MATERIAL SHOWN:
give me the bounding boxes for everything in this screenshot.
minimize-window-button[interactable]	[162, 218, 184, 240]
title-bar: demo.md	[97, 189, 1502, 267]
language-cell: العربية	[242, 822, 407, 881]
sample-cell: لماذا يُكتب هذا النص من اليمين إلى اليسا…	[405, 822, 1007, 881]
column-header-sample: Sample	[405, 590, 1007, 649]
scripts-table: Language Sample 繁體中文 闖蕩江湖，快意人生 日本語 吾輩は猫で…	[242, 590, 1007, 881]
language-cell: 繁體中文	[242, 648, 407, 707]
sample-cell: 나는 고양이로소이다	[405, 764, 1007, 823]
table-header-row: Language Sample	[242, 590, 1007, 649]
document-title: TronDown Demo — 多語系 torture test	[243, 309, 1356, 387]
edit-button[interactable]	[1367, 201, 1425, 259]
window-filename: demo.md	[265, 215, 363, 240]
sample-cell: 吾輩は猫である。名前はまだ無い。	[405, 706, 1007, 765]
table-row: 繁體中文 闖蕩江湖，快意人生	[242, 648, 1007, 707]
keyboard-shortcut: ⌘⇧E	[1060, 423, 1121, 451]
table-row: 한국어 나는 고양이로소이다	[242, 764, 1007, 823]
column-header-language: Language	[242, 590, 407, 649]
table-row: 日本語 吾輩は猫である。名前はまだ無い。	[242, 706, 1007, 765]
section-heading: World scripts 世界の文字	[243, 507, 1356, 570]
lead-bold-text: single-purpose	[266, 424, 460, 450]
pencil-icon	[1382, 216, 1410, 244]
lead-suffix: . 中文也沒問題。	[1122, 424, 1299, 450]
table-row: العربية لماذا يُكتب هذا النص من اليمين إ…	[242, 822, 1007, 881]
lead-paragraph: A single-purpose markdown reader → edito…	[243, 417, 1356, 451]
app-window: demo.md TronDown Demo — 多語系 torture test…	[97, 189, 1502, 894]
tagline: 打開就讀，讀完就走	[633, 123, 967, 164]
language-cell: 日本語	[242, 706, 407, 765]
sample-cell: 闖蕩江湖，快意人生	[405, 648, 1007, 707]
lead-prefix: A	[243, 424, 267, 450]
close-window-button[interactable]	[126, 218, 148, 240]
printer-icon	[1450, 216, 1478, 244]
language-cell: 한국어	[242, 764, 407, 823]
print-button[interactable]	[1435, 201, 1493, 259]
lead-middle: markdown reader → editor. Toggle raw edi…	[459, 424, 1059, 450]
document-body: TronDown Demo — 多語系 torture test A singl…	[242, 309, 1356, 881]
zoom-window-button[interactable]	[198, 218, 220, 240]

EXERCISE DIRECTIONS:
Reproduce the lines above word for word, starting at the first line and ending at the line that contains "822, 407, 881]", with both of those lines included.

REPLY TO THE TASK:
give me the bounding boxes for everything in this screenshot.
minimize-window-button[interactable]	[162, 218, 184, 240]
title-bar: demo.md	[97, 189, 1502, 267]
language-cell: العربية	[242, 822, 407, 881]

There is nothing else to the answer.